[SET TASK] Show each line that has the string "text" in it.

--- Start PROVIDED INFORMATION ---

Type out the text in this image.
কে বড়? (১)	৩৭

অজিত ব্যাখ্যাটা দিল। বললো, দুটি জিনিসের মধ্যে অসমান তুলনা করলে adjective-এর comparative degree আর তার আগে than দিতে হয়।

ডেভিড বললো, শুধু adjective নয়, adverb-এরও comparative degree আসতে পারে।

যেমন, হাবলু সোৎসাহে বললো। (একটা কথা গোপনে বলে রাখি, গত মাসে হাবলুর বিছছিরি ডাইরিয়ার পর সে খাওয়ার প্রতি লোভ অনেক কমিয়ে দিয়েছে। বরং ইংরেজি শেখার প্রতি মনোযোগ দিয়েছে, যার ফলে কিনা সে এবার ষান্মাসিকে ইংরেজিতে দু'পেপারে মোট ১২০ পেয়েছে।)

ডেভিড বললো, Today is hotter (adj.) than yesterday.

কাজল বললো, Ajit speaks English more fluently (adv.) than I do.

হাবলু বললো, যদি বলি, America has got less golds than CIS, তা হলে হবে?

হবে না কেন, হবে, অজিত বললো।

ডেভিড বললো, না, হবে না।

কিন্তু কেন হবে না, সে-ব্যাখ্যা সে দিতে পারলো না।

--- End PROVIDED INFORMATION ---
--- Start PROVIDED INFORMATION ---

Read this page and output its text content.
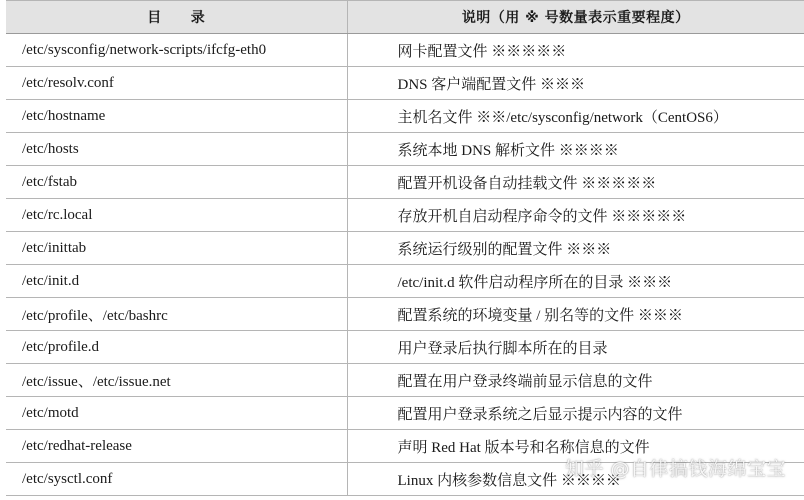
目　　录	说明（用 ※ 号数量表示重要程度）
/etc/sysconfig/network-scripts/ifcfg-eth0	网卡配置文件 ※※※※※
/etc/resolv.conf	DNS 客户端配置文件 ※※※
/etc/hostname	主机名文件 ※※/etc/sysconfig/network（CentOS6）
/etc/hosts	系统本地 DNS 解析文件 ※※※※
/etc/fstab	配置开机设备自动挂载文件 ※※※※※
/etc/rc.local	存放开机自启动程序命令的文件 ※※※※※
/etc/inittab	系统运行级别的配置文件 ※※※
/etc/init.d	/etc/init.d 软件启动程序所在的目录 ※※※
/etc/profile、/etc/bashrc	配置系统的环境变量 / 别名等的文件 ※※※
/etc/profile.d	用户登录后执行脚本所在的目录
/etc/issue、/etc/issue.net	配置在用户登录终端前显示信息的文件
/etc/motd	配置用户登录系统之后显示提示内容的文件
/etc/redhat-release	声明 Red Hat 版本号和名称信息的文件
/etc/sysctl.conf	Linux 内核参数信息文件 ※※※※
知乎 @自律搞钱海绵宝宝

--- End PROVIDED INFORMATION ---

[FINAL RESULT]
Type out the text in this image.
Read this page and output its text content.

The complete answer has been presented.